DATA PROVIDED ▸
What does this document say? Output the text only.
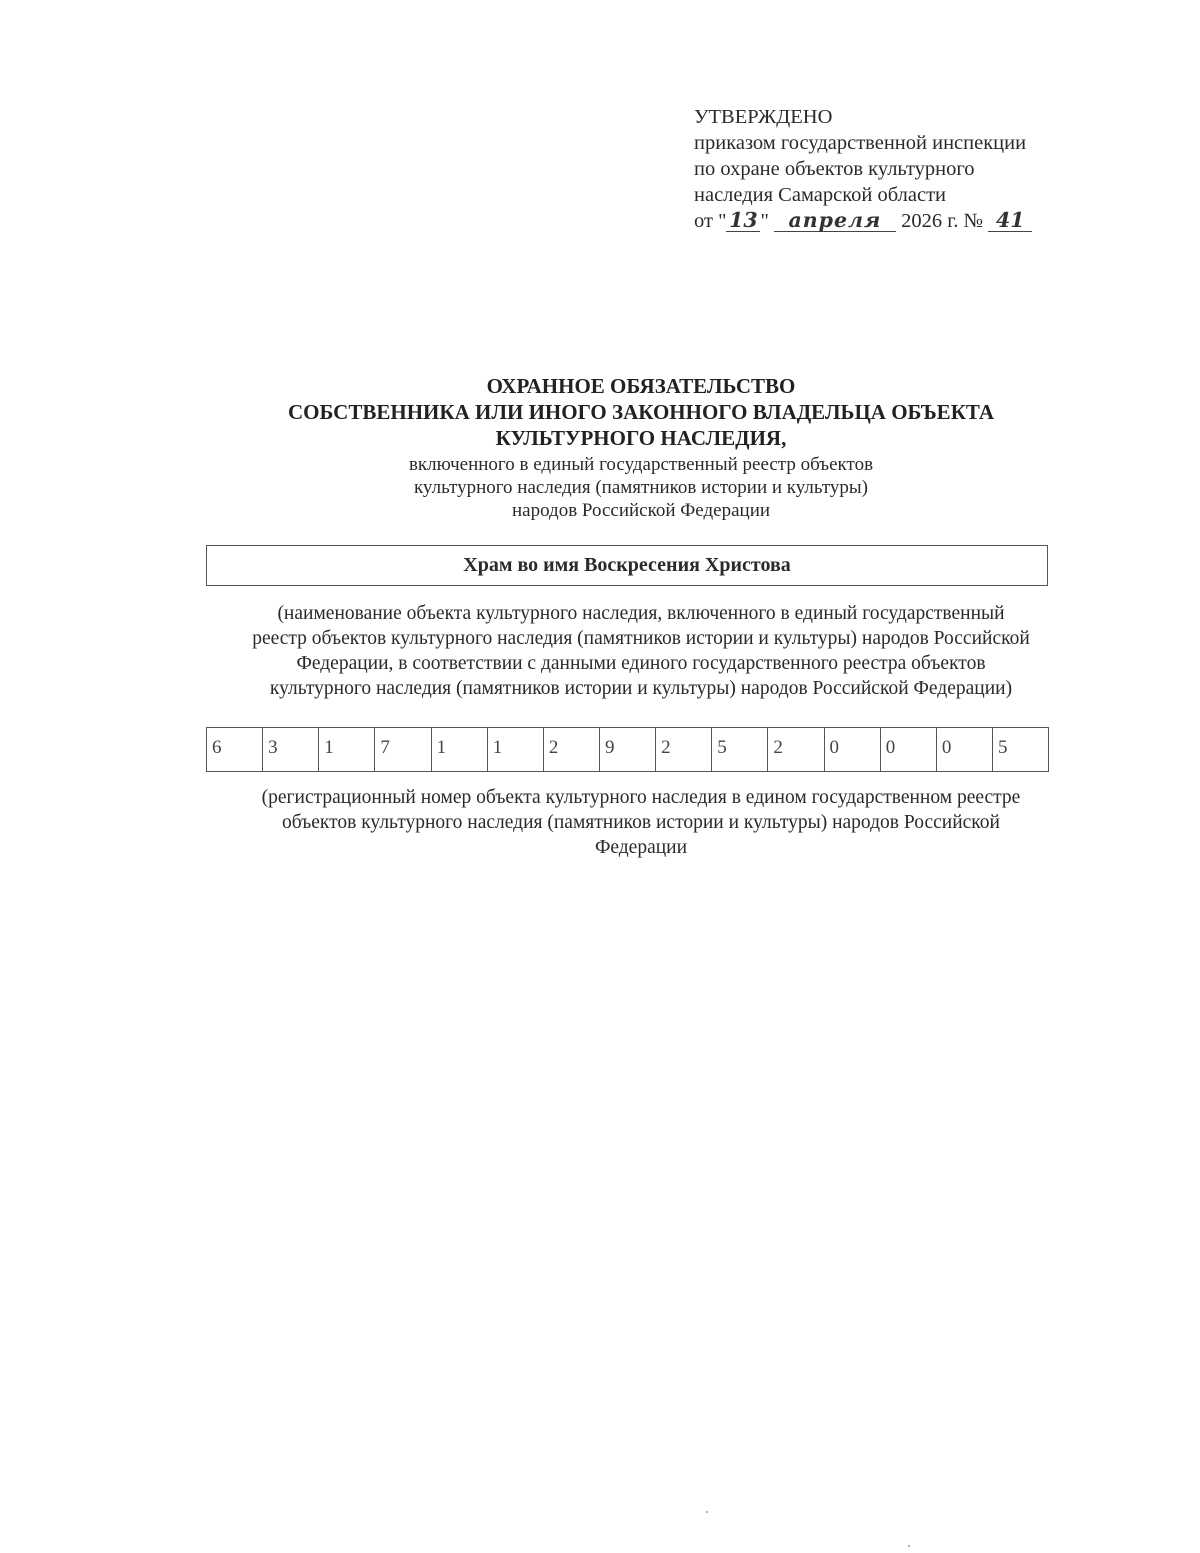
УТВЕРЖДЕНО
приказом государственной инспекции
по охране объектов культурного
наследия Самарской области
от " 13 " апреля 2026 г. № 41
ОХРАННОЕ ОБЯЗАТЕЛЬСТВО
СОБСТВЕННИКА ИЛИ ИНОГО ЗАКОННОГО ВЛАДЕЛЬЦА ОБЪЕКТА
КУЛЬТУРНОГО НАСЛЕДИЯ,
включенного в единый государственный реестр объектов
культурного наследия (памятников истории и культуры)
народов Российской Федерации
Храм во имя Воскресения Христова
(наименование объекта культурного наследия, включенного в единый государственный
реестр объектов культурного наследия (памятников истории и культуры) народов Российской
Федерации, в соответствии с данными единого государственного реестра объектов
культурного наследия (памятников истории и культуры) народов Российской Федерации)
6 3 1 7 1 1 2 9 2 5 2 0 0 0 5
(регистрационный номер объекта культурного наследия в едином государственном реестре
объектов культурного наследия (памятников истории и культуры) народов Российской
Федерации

WHAT IS EXPECTED ▸ Reproduce the data verbatim. Do not carry any picture into the copy.

EXERCISE RESULT ▸
What does this document say? Output the text only.
УТВЕРЖДЕНО
приказом государственной инспекции
по охране объектов культурного
наследия Самарской области
от " 13 " апреля 2026 г. № 41
ОХРАННОЕ ОБЯЗАТЕЛЬСТВО
СОБСТВЕННИКА ИЛИ ИНОГО ЗАКОННОГО ВЛАДЕЛЬЦА ОБЪЕКТА
КУЛЬТУРНОГО НАСЛЕДИЯ,
включенного в единый государственный реестр объектов
культурного наследия (памятников истории и культуры)
народов Российской Федерации
Храм во имя Воскресения Христова
(наименование объекта культурного наследия, включенного в единый государственный
реестр объектов культурного наследия (памятников истории и культуры) народов Российской
Федерации, в соответствии с данными единого государственного реестра объектов
культурного наследия (памятников истории и культуры) народов Российской Федерации)
6 3 1 7 1 1 2 9 2 5 2 0 0 0 5
(регистрационный номер объекта культурного наследия в едином государственном реестре
объектов культурного наследия (памятников истории и культуры) народов Российской
Федерации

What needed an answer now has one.